**WHAT IS ASKED:** From the data that follows, copy every line holding the string "Доля".

# # # #

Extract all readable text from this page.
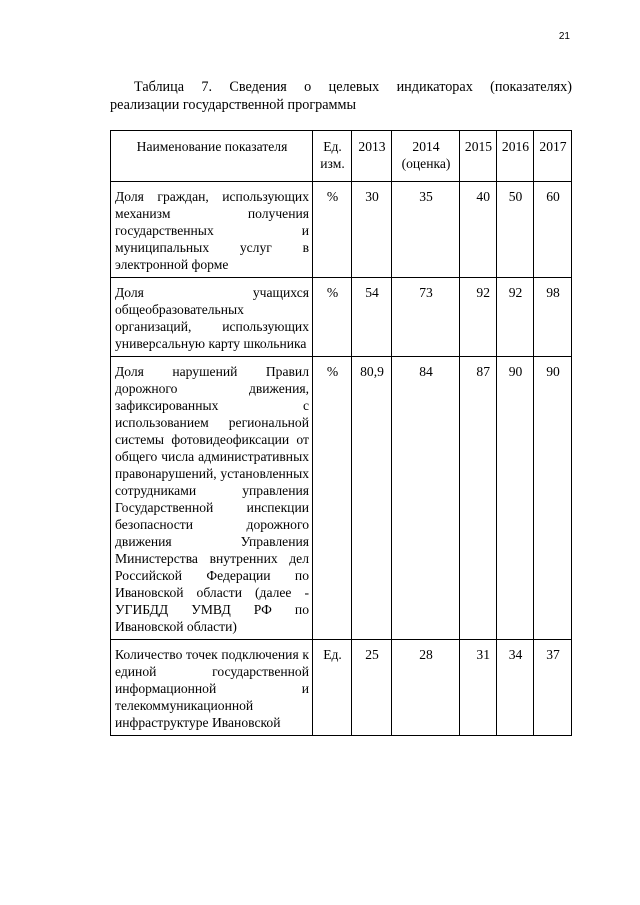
21
Таблица 7. Сведения о целевых индикаторах (показателях)
реализации государственной программы
Наименование показателя	Ед. изм.	2013	2014 (оценка)	2015	2016	2017
Доля граждан, использующих механизм получения государственных и муниципальных услуг в электронной форме	%	30	35	40	50	60
Доля учащихся общеобразовательных организаций, использующих универсальную карту школьника	%	54	73	92	92	98
Доля нарушений Правил дорожного движения, зафиксированных с использованием региональной системы фотовидеофиксации от общего числа административных правонарушений, установленных сотрудниками управления Государственной инспекции безопасности дорожного движения Управления Министерства внутренних дел Российской Федерации по Ивановской области (далее - УГИБДД УМВД РФ по Ивановской области)	%	80,9	84	87	90	90
Количество точек подключения к единой государственной информационной и телекоммуникационной инфраструктуре Ивановской	Ед.	25	28	31	34	37
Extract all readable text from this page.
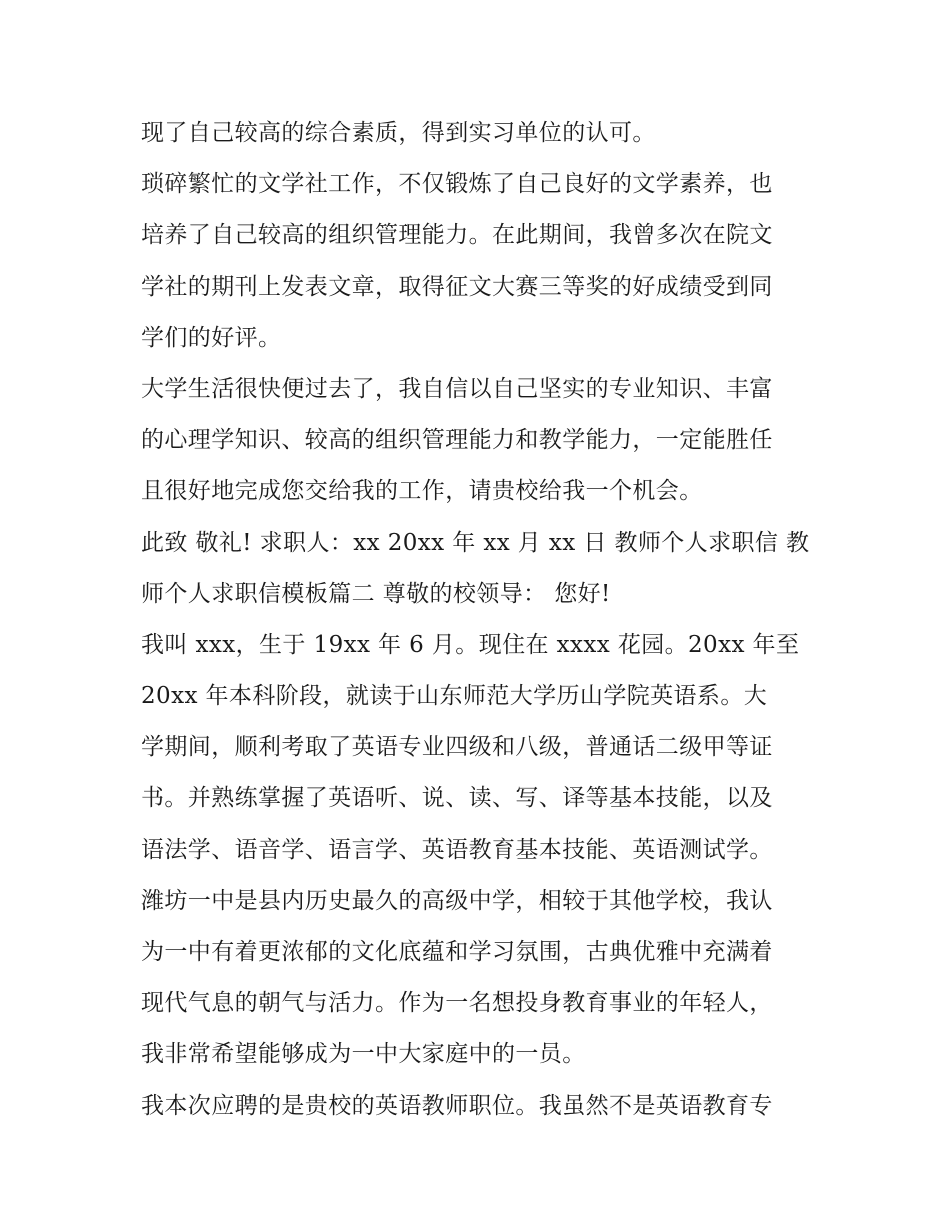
现了自己较高的综合素质，得到实习单位的认可。
琐碎繁忙的文学社工作，不仅锻炼了自己良好的文学素养，也
培养了自己较高的组织管理能力。在此期间，我曾多次在院文
学社的期刊上发表文章，取得征文大赛三等奖的好成绩受到同
学们的好评。
大学生活很快便过去了，我自信以自己坚实的专业知识、丰富
的心理学知识、较高的组织管理能力和教学能力，一定能胜任
且很好地完成您交给我的工作，请贵校给我一个机会。
此致 敬礼! 求职人：xx 20xx 年 xx 月 xx 日 教师个人求职信 教
师个人求职信模板篇二 尊敬的校领导： 您好!
我叫 xxx，生于 19xx 年 6 月。现住在 xxxx 花园。20xx 年至
20xx 年本科阶段，就读于山东师范大学历山学院英语系。大
学期间，顺利考取了英语专业四级和八级，普通话二级甲等证
书。并熟练掌握了英语听、说、读、写、译等基本技能，以及
语法学、语音学、语言学、英语教育基本技能、英语测试学。
潍坊一中是县内历史最久的高级中学，相较于其他学校，我认
为一中有着更浓郁的文化底蕴和学习氛围，古典优雅中充满着
现代气息的朝气与活力。作为一名想投身教育事业的年轻人，
我非常希望能够成为一中大家庭中的一员。
我本次应聘的是贵校的英语教师职位。我虽然不是英语教育专
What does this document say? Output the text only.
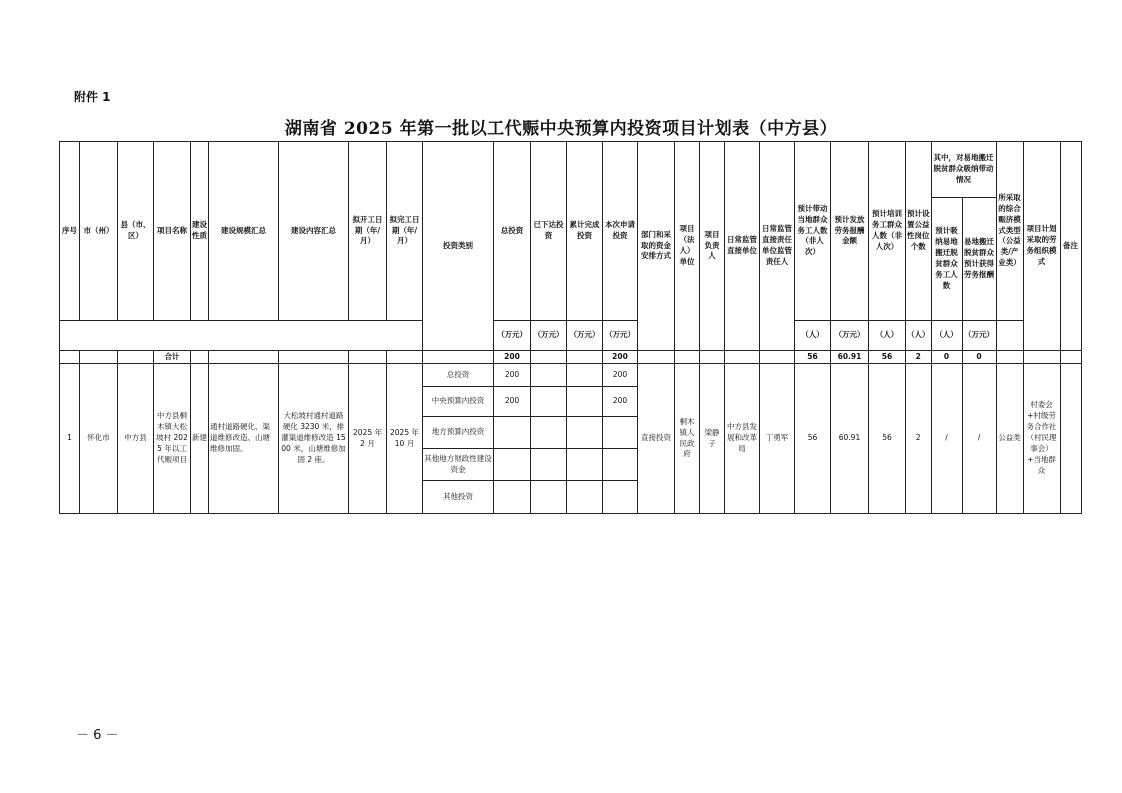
附件 1
湖南省 2025 年第一批以工代赈中央预算内投资项目计划表（中方县）
序号	市（州）	县（市、区）	项目名称	建设性质	建设规模汇总	建设内容汇总	拟开工日期（年/月）	拟完工日期（年/月）	投资类别	总投资	已下达投资	累计完成投资	本次申请投资	部门和采取的资金安排方式	项目（法人）单位	项目负责人	日常监管直接单位	日常监管直接责任单位监管责任人	预计带动当地群众务工人数（非人次）	预计发放劳务报酬金额	预计培训务工群众人数（非人次）	预计设置公益性岗位个数	其中，对易地搬迁脱贫群众吸纳带动情况		所采取的综合赈济模式类型（公益类/产业类）	项目计划采取的劳务组织模式	备注
																							预计吸纳易地搬迁脱贫群众务工人数	易地搬迁脱贫群众预计获得劳务报酬			
										（万元）	（万元）	（万元）	（万元）						（人）	（万元）	（人）	（人）	（人）	（万元）			
			合计							200			200						56	60.91	56	2	0	0			
1	怀化市	中方县	中方县桐木镇大松坡村 2025 年以工代赈项目	新建	通村道路硬化、渠道维修改造、山塘维修加固。	大松坡村通村道路硬化 3230 米，排灌渠道维修改造 1500 米，山塘维修加固 2 座。	2025 年 2 月	2025 年 10 月	总投资	200			200	直接投资	桐木镇人民政府	梁静子	中方县发展和改革局	丁勇军	56	60.91	56	2	/	/	公益类	村委会+村级劳务合作社（村民理事会）+当地群众	
									中央预算内投资	200			200														
									地方预算内投资																		
									其他地方财政性建设资金																		
									其他投资																		
－ 6 －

# # # #

**TASK ANSWER:**
Доля граждан, использующих механизм получения государственных и муниципальных услуг в электронной форме	%	30	35	40	50	60
Доля учащихся общеобразовательных организаций, использующих универсальную карту школьника	%	54	73	92	92	98
Доля нарушений Правил дорожного движения, зафиксированных с использованием региональной системы фотовидеофиксации от общего числа административных правонарушений, установленных сотрудниками управления Государственной инспекции безопасности дорожного движения Управления Министерства внутренних дел Российской Федерации по Ивановской области (далее - УГИБДД УМВД РФ по Ивановской области)	%	80,9	84	87	90	90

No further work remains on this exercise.